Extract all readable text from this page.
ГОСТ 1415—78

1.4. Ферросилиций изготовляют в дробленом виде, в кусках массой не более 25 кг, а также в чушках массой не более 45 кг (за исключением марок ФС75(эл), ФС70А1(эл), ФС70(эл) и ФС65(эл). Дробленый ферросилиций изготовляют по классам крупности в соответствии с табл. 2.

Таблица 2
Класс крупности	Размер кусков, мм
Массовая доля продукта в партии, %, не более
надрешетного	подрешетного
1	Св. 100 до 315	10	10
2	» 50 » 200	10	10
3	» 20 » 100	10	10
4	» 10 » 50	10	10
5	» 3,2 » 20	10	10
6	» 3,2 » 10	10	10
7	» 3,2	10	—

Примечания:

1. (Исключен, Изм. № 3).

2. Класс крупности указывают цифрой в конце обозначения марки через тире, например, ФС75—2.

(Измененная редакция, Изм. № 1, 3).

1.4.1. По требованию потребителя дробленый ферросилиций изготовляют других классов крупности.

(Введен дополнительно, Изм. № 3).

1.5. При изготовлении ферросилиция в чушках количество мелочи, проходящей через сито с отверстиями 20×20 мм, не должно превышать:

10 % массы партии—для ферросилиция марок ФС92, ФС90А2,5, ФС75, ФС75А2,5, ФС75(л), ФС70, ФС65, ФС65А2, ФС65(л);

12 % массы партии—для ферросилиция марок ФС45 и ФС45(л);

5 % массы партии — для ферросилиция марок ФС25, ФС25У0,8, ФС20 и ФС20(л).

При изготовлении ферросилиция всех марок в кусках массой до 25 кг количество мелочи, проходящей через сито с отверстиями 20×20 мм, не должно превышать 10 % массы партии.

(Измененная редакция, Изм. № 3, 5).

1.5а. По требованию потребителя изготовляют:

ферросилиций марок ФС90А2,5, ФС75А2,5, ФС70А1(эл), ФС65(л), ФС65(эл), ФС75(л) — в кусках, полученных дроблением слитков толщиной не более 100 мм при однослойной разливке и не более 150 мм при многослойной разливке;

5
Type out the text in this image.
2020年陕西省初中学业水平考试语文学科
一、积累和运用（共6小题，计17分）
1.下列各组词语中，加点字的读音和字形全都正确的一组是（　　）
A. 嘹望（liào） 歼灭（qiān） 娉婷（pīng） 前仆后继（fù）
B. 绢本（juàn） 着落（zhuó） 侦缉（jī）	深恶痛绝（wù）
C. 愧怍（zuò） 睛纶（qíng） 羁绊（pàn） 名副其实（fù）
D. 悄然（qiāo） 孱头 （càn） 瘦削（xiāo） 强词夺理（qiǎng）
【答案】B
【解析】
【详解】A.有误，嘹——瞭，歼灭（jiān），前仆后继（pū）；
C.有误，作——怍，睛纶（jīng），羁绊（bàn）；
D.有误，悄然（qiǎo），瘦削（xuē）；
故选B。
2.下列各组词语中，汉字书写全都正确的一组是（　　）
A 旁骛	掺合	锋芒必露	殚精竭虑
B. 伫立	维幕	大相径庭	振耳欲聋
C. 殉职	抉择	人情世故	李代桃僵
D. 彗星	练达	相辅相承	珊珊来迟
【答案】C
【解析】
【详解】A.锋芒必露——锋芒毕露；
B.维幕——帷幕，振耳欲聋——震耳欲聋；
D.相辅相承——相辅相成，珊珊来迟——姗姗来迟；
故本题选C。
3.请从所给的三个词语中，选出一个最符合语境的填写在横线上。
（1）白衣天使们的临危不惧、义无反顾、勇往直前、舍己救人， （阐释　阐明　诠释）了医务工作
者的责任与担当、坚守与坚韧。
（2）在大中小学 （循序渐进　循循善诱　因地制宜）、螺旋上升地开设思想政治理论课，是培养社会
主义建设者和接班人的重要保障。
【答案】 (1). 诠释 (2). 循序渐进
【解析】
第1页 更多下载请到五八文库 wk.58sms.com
##########
§ Your objective:
Copy all of the data. Keep every word exactly as it is.

§ Solution to the problem:
Extract all readable text from this page.
ГОСТ 1415—78

1.4. Ферросилиций изготовляют в дробленом виде, в кусках массой не более 25 кг, а также в чушках массой не более 45 кг (за исключением марок ФС75(эл), ФС70А1(эл), ФС70(эл) и ФС65(эл). Дробленый ферросилиций изготовляют по классам крупности в соответствии с табл. 2.

Таблица 2
Класс крупности	Размер кусков, мм
Массовая доля продукта в партии, %, не более
надрешетного	подрешетного
1	Св. 100 до 315	10	10
2	» 50 » 200	10	10
3	» 20 » 100	10	10
4	» 10 » 50	10	10
5	» 3,2 » 20	10	10
6	» 3,2 » 10	10	10
7	» 3,2	10	—

Примечания:

1. (Исключен, Изм. № 3).

2. Класс крупности указывают цифрой в конце обозначения марки через тире, например, ФС75—2.

(Измененная редакция, Изм. № 1, 3).

1.4.1. По требованию потребителя дробленый ферросилиций изготовляют других классов крупности.

(Введен дополнительно, Изм. № 3).

1.5. При изготовлении ферросилиция в чушках количество мелочи, проходящей через сито с отверстиями 20×20 мм, не должно превышать:

10 % массы партии—для ферросилиция марок ФС92, ФС90А2,5, ФС75, ФС75А2,5, ФС75(л), ФС70, ФС65, ФС65А2, ФС65(л);

12 % массы партии—для ферросилиция марок ФС45 и ФС45(л);

5 % массы партии — для ферросилиция марок ФС25, ФС25У0,8, ФС20 и ФС20(л).

При изготовлении ферросилиция всех марок в кусках массой до 25 кг количество мелочи, проходящей через сито с отверстиями 20×20 мм, не должно превышать 10 % массы партии.

(Измененная редакция, Изм. № 3, 5).

1.5а. По требованию потребителя изготовляют:

ферросилиций марок ФС90А2,5, ФС75А2,5, ФС70А1(эл), ФС65(л), ФС65(эл), ФС75(л) — в кусках, полученных дроблением слитков толщиной не более 100 мм при однослойной разливке и не более 150 мм при многослойной разливке;

5
Type out the text in this image.
2020年陕西省初中学业水平考试语文学科
一、积累和运用（共6小题，计17分）
1.下列各组词语中，加点字的读音和字形全都正确的一组是（　　）
A. 嘹望（liào） 歼灭（qiān） 娉婷（pīng） 前仆后继（fù）
B. 绢本（juàn） 着落（zhuó） 侦缉（jī）	深恶痛绝（wù）
C. 愧怍（zuò） 睛纶（qíng） 羁绊（pàn） 名副其实（fù）
D. 悄然（qiāo） 孱头 （càn） 瘦削（xiāo） 强词夺理（qiǎng）
【答案】B
【解析】
【详解】A.有误，嘹——瞭，歼灭（jiān），前仆后继（pū）；
C.有误，作——怍，睛纶（jīng），羁绊（bàn）；
D.有误，悄然（qiǎo），瘦削（xuē）；
故选B。
2.下列各组词语中，汉字书写全都正确的一组是（　　）
A 旁骛	掺合	锋芒必露	殚精竭虑
B. 伫立	维幕	大相径庭	振耳欲聋
C. 殉职	抉择	人情世故	李代桃僵
D. 彗星	练达	相辅相承	珊珊来迟
【答案】C
【解析】
【详解】A.锋芒必露——锋芒毕露；
B.维幕——帷幕，振耳欲聋——震耳欲聋；
D.相辅相承——相辅相成，珊珊来迟——姗姗来迟；
故本题选C。
3.请从所给的三个词语中，选出一个最符合语境的填写在横线上。
（1）白衣天使们的临危不惧、义无反顾、勇往直前、舍己救人， （阐释　阐明　诠释）了医务工作
者的责任与担当、坚守与坚韧。
（2）在大中小学 （循序渐进　循循善诱　因地制宜）、螺旋上升地开设思想政治理论课，是培养社会
主义建设者和接班人的重要保障。
【答案】 (1). 诠释 (2). 循序渐进
【解析】
第1页 更多下载请到五八文库 wk.58sms.com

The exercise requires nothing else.